Document page records:
.....
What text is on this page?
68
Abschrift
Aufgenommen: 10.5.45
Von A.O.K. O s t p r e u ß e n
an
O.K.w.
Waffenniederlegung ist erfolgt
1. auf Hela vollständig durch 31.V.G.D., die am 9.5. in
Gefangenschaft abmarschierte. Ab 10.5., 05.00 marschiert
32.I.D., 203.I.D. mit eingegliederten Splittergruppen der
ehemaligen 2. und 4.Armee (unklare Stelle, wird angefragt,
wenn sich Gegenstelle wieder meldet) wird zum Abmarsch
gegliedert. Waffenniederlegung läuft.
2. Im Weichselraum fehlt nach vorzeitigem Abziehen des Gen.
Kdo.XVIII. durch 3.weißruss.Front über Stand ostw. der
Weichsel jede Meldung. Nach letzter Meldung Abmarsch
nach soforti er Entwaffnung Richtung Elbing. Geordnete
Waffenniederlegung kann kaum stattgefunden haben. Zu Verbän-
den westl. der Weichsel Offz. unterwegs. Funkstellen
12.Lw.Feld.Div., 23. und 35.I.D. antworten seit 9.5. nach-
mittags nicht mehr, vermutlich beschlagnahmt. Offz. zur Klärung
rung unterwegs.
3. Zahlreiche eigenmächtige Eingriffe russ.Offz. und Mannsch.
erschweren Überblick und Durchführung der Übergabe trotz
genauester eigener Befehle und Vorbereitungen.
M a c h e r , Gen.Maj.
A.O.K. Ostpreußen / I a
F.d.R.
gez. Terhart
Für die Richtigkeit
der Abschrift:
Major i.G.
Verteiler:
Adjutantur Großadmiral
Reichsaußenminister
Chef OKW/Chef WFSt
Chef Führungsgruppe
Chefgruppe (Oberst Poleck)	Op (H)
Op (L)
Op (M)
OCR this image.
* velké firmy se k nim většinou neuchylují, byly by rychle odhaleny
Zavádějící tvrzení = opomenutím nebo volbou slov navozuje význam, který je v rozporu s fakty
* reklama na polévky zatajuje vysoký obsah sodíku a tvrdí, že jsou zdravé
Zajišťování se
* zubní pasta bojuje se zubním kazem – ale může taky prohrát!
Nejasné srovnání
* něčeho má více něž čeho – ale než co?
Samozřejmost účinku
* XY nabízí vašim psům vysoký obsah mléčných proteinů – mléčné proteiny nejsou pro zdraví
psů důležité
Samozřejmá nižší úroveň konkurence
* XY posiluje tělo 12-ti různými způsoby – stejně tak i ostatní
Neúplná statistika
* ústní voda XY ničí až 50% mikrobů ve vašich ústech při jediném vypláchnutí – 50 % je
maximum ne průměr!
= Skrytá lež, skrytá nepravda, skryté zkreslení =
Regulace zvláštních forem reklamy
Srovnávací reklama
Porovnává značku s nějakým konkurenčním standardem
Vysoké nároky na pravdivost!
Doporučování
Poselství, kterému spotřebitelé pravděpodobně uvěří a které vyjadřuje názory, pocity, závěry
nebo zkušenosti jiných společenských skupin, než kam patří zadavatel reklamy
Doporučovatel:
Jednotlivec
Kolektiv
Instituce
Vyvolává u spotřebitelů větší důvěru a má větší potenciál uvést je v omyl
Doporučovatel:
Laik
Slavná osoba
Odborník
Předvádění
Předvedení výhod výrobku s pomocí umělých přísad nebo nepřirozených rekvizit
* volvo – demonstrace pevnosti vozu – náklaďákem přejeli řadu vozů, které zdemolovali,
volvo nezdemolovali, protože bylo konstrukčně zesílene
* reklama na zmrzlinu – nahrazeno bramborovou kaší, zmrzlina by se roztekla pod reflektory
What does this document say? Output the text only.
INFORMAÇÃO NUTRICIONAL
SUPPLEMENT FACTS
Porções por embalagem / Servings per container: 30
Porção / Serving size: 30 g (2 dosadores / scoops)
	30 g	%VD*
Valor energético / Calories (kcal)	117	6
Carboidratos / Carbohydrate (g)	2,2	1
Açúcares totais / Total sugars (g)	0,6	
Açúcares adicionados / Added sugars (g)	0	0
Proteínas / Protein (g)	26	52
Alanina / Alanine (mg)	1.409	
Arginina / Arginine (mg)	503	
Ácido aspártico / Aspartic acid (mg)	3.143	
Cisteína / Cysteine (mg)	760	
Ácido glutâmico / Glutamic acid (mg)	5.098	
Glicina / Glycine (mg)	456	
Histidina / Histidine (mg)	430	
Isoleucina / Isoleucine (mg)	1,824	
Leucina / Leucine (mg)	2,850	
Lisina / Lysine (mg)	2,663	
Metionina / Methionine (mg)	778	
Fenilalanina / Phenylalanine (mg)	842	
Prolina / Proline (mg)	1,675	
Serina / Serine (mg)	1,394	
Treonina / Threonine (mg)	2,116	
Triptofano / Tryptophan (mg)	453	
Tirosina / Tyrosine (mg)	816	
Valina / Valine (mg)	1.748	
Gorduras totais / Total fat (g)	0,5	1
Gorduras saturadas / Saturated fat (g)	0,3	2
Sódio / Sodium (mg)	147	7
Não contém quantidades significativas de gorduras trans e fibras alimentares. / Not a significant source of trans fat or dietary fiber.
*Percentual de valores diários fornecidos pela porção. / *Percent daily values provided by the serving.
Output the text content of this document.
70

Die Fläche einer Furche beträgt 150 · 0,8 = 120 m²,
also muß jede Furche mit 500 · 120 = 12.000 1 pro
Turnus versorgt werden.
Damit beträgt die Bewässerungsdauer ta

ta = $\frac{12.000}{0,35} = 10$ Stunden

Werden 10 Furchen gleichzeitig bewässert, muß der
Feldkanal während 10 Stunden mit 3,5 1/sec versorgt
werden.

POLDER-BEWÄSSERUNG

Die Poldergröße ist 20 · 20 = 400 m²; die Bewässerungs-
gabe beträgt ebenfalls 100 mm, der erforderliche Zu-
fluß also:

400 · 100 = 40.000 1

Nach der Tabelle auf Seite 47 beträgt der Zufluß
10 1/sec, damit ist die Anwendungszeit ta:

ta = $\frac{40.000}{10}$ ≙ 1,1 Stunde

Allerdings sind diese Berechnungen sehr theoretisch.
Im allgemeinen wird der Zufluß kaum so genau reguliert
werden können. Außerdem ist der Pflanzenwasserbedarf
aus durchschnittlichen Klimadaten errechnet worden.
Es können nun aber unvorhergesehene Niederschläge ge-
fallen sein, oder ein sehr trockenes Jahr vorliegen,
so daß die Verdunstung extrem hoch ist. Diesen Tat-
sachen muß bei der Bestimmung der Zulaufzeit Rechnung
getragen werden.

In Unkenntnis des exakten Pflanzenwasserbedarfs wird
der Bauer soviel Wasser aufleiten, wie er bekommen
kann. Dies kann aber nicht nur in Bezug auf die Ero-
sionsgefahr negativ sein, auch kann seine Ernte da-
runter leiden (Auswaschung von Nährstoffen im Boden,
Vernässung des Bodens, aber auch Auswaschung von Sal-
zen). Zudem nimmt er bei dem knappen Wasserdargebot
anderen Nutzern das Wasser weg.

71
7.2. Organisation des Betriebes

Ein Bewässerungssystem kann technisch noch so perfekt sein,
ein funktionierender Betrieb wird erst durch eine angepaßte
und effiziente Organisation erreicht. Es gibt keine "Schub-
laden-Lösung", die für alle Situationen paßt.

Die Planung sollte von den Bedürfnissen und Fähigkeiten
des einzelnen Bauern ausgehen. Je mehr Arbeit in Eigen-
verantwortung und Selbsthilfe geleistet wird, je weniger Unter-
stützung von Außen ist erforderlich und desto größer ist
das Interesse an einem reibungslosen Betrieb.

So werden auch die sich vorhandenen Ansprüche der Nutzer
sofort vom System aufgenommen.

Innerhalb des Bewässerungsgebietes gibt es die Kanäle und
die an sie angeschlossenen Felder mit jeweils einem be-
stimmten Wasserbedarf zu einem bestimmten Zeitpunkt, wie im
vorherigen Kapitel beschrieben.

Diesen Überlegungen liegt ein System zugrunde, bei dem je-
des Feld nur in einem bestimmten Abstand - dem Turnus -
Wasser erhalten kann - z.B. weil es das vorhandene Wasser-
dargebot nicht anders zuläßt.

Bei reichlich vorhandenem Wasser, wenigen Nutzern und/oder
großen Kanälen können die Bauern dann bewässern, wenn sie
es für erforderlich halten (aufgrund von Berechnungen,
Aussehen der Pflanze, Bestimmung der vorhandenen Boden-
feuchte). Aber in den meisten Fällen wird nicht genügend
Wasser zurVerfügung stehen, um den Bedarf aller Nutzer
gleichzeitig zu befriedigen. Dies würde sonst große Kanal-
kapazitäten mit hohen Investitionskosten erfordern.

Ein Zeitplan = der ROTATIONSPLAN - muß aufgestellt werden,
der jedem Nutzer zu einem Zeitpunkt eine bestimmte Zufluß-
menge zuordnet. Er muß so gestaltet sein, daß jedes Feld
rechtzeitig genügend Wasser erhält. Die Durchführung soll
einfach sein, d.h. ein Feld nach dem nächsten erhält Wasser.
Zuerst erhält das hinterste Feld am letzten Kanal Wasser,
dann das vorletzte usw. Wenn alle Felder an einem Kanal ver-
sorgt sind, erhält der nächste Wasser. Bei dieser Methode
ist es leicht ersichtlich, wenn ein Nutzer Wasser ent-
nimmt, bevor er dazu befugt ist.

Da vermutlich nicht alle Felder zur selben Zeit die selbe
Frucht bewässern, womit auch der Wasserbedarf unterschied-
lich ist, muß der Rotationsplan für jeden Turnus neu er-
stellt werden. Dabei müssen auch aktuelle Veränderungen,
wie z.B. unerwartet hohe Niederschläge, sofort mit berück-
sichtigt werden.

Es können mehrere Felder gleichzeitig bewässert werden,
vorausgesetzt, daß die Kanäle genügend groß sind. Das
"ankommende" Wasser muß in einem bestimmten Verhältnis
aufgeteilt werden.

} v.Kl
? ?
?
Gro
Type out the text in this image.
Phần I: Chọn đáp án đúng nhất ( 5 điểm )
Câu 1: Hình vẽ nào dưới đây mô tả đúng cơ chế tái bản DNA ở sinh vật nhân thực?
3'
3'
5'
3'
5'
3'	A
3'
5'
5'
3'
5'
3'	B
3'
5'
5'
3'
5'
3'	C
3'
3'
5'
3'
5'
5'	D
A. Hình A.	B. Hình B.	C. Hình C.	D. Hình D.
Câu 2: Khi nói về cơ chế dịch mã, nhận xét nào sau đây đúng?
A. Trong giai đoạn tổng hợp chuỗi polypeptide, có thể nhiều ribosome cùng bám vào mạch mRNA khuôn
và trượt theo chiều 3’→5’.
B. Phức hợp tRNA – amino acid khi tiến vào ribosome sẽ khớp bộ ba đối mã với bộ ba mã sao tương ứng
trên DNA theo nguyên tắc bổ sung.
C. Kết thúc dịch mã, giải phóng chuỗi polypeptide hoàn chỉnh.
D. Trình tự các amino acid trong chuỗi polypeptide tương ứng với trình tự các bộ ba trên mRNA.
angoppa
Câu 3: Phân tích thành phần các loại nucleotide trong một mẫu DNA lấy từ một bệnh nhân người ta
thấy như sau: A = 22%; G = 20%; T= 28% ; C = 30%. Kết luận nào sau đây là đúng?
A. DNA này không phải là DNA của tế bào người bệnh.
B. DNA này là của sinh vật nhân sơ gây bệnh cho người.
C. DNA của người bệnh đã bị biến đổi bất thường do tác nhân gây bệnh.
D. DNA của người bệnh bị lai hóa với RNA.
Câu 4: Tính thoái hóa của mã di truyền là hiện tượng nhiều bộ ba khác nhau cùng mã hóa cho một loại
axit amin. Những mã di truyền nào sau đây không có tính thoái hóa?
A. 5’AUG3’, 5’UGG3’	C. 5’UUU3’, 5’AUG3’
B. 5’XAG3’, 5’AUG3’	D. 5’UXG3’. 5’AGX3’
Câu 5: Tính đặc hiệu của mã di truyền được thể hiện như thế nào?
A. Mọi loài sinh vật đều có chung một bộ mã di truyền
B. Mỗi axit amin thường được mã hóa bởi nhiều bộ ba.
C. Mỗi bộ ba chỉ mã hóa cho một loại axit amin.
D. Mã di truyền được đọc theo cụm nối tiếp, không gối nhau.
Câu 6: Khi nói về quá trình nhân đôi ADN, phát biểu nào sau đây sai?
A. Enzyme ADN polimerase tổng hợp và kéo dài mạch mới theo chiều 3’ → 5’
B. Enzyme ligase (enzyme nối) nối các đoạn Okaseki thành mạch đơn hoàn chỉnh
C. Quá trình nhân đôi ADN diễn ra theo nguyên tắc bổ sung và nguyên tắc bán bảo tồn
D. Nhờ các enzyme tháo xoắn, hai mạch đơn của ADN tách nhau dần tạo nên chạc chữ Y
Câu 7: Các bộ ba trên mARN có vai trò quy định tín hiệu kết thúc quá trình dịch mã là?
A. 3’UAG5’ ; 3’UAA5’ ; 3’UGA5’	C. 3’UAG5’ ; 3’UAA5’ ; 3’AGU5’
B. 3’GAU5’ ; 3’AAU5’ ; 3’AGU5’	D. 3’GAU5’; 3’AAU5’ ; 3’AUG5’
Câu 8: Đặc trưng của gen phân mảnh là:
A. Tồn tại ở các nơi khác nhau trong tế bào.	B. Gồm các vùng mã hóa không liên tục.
.....
- [What to work on]: Show the lines in the entries above that include the string "vermutlich".

- [Answer]:
mittags nicht mehr, vermutlich beschlagnahmt. Offz. zur Klärung
Da vermutlich nicht alle Felder zur selben Zeit die selbe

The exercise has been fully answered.